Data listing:
————

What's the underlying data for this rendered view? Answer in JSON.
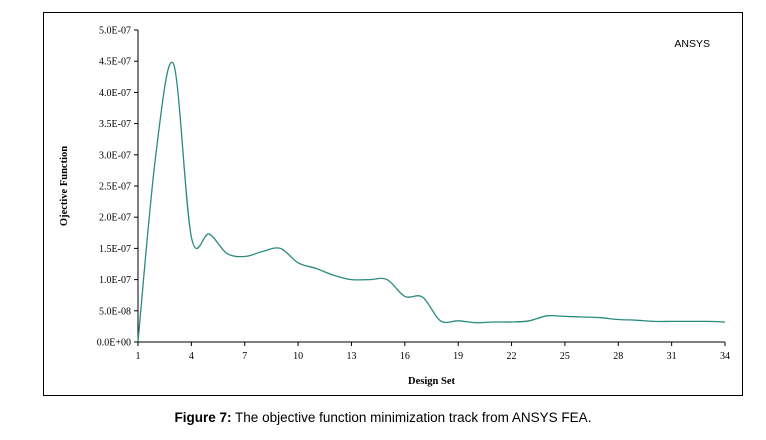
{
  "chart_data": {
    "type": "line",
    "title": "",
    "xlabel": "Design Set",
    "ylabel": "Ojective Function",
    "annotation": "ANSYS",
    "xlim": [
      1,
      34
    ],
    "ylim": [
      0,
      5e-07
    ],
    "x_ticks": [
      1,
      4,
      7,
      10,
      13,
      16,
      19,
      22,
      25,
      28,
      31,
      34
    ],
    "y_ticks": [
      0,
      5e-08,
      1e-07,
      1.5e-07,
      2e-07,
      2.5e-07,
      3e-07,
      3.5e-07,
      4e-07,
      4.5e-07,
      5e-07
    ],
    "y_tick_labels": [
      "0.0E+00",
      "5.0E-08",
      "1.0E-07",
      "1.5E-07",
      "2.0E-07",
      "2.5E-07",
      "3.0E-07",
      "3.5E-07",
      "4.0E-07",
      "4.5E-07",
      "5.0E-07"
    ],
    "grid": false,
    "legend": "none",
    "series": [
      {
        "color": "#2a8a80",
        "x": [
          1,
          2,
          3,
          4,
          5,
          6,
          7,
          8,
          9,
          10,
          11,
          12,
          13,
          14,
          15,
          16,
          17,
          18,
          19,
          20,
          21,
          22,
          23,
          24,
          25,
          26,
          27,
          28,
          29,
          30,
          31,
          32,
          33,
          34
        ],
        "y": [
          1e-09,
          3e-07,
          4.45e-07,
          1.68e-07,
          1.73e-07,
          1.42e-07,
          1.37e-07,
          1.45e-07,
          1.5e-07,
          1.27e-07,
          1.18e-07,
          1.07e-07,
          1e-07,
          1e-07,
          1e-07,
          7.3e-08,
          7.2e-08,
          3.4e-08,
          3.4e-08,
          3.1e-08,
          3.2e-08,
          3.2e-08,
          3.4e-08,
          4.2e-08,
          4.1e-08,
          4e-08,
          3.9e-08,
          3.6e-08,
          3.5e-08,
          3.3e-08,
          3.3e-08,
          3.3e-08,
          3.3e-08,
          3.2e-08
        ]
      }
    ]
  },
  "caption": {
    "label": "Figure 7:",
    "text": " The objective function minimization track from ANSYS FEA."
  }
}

————

Exercise aim » Look through the entries above. Extract each line with the word "ANSYS".

Response to this task »
    "annotation": "ANSYS",
    "text": " The objective function minimization track from ANSYS FEA."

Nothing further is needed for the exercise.